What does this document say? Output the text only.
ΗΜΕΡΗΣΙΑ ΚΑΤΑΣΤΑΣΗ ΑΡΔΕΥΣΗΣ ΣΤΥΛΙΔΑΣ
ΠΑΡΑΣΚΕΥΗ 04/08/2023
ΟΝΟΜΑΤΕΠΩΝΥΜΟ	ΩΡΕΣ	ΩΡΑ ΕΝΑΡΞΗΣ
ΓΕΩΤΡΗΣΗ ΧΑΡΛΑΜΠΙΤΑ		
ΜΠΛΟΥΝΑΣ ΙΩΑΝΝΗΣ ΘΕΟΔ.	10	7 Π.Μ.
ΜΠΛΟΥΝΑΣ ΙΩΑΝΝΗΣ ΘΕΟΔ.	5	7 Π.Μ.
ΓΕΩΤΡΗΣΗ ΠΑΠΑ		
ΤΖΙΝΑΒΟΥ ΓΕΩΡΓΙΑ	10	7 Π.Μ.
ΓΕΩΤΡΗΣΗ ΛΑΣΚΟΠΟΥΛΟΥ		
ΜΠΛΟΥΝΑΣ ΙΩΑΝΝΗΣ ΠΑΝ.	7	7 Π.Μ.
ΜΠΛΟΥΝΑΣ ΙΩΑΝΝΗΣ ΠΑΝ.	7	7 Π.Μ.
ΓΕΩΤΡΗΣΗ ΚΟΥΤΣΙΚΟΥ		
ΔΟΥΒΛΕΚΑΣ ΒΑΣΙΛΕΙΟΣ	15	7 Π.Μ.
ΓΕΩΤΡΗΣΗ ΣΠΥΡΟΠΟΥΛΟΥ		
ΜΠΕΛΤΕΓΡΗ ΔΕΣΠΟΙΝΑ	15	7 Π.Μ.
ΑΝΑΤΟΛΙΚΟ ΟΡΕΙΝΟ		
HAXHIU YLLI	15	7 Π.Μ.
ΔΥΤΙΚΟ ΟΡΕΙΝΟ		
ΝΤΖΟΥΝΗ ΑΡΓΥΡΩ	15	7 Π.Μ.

## Task to complete
Each entry above is to be printed again exactly.

## Response
What does this document say? Output the text only.
ΗΜΕΡΗΣΙΑ ΚΑΤΑΣΤΑΣΗ ΑΡΔΕΥΣΗΣ ΣΤΥΛΙΔΑΣ
ΠΑΡΑΣΚΕΥΗ 04/08/2023
ΟΝΟΜΑΤΕΠΩΝΥΜΟ	ΩΡΕΣ	ΩΡΑ ΕΝΑΡΞΗΣ
ΓΕΩΤΡΗΣΗ ΧΑΡΛΑΜΠΙΤΑ		
ΜΠΛΟΥΝΑΣ ΙΩΑΝΝΗΣ ΘΕΟΔ.	10	7 Π.Μ.
ΜΠΛΟΥΝΑΣ ΙΩΑΝΝΗΣ ΘΕΟΔ.	5	7 Π.Μ.
ΓΕΩΤΡΗΣΗ ΠΑΠΑ		
ΤΖΙΝΑΒΟΥ ΓΕΩΡΓΙΑ	10	7 Π.Μ.
ΓΕΩΤΡΗΣΗ ΛΑΣΚΟΠΟΥΛΟΥ		
ΜΠΛΟΥΝΑΣ ΙΩΑΝΝΗΣ ΠΑΝ.	7	7 Π.Μ.
ΜΠΛΟΥΝΑΣ ΙΩΑΝΝΗΣ ΠΑΝ.	7	7 Π.Μ.
ΓΕΩΤΡΗΣΗ ΚΟΥΤΣΙΚΟΥ		
ΔΟΥΒΛΕΚΑΣ ΒΑΣΙΛΕΙΟΣ	15	7 Π.Μ.
ΓΕΩΤΡΗΣΗ ΣΠΥΡΟΠΟΥΛΟΥ		
ΜΠΕΛΤΕΓΡΗ ΔΕΣΠΟΙΝΑ	15	7 Π.Μ.
ΑΝΑΤΟΛΙΚΟ ΟΡΕΙΝΟ		
HAXHIU YLLI	15	7 Π.Μ.
ΔΥΤΙΚΟ ΟΡΕΙΝΟ		
ΝΤΖΟΥΝΗ ΑΡΓΥΡΩ	15	7 Π.Μ.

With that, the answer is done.